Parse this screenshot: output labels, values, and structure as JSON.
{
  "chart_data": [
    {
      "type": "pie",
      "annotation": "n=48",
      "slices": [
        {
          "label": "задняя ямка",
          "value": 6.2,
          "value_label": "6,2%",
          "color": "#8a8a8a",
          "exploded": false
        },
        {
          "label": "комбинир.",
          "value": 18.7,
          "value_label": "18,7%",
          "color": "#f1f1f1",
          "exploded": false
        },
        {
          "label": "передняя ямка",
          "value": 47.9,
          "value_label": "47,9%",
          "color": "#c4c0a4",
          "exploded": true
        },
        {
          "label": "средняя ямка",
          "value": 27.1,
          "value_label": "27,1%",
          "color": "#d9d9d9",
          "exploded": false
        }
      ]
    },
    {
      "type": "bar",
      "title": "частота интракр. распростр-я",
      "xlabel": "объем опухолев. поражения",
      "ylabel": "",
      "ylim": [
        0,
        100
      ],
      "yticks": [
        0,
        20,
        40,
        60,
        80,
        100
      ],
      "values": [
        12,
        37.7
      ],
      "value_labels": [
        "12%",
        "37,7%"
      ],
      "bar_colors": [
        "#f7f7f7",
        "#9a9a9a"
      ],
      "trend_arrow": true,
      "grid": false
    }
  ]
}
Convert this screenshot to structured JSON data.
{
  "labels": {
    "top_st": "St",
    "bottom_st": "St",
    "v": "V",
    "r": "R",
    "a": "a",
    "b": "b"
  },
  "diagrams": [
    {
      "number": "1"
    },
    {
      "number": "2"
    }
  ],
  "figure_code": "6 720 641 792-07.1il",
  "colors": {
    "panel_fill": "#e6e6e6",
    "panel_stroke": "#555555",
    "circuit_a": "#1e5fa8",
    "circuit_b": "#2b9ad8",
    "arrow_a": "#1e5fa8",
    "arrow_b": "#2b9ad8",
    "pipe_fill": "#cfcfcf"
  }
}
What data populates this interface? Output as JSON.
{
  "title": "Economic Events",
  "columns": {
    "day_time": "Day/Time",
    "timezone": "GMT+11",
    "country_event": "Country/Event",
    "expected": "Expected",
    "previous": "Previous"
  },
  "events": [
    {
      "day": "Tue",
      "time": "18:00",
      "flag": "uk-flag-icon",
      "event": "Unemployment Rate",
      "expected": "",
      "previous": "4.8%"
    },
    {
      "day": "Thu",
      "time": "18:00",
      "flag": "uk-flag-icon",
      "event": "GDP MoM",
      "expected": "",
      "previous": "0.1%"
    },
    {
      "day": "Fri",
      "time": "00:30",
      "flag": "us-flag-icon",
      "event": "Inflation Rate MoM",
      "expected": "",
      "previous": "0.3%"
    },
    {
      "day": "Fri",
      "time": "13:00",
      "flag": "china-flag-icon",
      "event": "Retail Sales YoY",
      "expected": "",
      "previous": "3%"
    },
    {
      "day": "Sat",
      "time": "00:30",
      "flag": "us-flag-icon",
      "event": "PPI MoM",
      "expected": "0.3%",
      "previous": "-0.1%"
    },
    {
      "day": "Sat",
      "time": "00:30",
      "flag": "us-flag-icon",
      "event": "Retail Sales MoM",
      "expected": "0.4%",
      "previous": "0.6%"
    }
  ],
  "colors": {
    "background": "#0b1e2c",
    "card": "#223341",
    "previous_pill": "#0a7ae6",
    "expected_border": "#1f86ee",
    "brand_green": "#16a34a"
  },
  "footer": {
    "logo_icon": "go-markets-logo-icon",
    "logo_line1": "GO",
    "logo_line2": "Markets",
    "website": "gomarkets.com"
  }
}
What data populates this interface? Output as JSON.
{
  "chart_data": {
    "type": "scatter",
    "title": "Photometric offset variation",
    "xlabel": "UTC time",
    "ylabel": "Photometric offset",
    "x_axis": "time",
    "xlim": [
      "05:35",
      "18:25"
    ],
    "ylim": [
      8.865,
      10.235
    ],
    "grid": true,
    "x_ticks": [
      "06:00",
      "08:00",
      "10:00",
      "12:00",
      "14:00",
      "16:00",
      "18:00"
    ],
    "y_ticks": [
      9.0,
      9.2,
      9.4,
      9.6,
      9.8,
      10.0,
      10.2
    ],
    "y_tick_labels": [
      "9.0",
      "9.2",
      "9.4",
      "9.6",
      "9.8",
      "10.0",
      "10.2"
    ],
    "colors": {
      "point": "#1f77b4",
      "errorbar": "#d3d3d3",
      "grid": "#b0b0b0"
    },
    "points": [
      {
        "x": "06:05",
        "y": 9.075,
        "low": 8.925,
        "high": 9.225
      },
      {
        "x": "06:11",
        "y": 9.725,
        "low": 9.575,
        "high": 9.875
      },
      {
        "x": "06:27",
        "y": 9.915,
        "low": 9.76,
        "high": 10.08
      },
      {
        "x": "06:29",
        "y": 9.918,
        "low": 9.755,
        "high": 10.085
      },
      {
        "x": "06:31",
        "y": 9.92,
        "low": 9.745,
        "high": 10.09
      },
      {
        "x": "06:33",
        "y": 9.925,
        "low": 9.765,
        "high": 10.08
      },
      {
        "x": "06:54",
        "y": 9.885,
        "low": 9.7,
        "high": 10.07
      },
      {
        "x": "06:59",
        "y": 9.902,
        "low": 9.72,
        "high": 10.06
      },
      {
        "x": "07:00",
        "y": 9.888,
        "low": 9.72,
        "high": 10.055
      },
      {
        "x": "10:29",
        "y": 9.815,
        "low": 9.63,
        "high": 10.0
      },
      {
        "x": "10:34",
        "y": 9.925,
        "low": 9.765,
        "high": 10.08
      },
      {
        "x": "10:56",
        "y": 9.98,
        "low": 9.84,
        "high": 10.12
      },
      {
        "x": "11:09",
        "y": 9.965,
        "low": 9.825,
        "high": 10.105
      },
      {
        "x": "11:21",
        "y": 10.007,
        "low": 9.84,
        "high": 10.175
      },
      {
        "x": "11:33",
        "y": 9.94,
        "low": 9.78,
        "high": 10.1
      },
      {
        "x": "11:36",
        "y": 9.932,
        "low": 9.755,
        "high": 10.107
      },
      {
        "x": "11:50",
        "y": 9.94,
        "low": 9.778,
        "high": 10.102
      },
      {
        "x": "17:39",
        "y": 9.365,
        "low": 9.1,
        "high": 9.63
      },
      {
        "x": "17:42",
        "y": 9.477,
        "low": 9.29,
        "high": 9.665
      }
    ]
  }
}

| DESCRIPTION OF THE TASK |
Copy out every line of the data that includes the word "Photometric".

| CORRECT RESPONSE |
    "title": "Photometric offset variation",
    "ylabel": "Photometric offset",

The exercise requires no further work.